» **TASK INSTRUCTIONS**
State the number of lines that contain "JSON", with no other text.
***** LISTING
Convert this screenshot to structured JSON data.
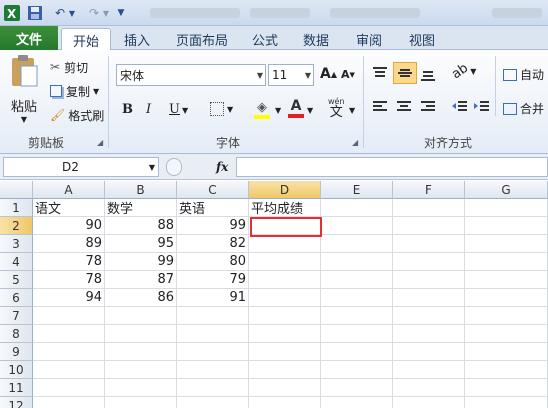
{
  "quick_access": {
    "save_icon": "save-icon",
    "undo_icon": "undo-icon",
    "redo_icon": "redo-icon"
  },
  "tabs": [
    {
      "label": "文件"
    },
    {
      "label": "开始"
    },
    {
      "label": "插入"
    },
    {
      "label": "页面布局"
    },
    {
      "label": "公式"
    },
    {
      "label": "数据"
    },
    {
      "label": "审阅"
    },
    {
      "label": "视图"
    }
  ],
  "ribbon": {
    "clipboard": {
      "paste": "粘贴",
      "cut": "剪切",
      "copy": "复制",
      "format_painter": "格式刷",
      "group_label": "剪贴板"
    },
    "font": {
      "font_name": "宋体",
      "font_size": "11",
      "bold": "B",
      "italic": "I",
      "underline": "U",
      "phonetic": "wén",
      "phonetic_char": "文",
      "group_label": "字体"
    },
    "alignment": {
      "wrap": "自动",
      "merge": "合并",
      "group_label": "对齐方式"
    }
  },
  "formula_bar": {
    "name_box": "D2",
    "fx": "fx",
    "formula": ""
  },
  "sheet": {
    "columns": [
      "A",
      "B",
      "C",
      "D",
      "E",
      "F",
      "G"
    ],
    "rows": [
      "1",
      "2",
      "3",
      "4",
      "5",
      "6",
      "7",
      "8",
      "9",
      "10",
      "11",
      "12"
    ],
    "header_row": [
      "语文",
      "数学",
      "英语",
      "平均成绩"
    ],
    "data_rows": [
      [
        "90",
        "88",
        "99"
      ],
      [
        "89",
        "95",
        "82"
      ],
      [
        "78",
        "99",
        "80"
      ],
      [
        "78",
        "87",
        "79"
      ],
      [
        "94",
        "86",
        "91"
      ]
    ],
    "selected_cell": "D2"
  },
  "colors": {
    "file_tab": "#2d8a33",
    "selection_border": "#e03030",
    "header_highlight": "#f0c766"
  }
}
**********
***** LISTING
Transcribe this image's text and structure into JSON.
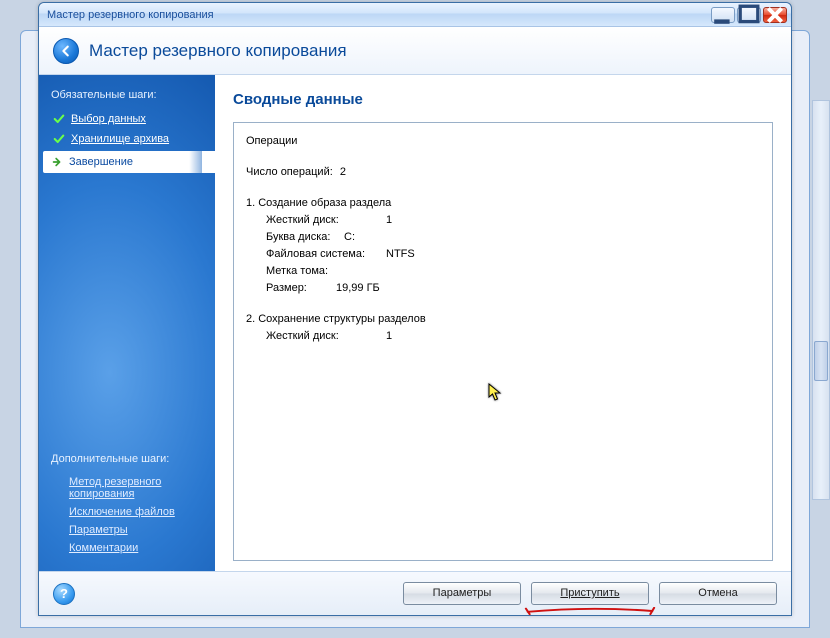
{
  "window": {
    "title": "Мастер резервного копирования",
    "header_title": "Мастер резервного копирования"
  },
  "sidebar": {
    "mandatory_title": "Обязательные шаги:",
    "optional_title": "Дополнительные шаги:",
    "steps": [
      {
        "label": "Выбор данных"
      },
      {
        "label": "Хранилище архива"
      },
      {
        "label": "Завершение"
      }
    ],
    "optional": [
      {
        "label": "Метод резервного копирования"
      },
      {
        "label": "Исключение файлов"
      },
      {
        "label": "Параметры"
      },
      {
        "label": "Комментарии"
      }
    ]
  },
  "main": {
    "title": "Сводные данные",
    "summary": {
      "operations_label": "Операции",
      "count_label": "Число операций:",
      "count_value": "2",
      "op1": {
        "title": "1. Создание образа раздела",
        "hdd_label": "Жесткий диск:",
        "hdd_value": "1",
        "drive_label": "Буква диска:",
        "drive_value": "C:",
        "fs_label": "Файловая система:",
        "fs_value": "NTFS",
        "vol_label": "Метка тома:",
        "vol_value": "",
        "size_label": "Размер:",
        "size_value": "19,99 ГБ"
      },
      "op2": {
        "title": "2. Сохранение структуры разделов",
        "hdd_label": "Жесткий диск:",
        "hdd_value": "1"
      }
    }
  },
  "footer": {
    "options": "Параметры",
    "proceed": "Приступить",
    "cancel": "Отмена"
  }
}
**********
» **RESPONSE FOR THIS EXERCISE**
2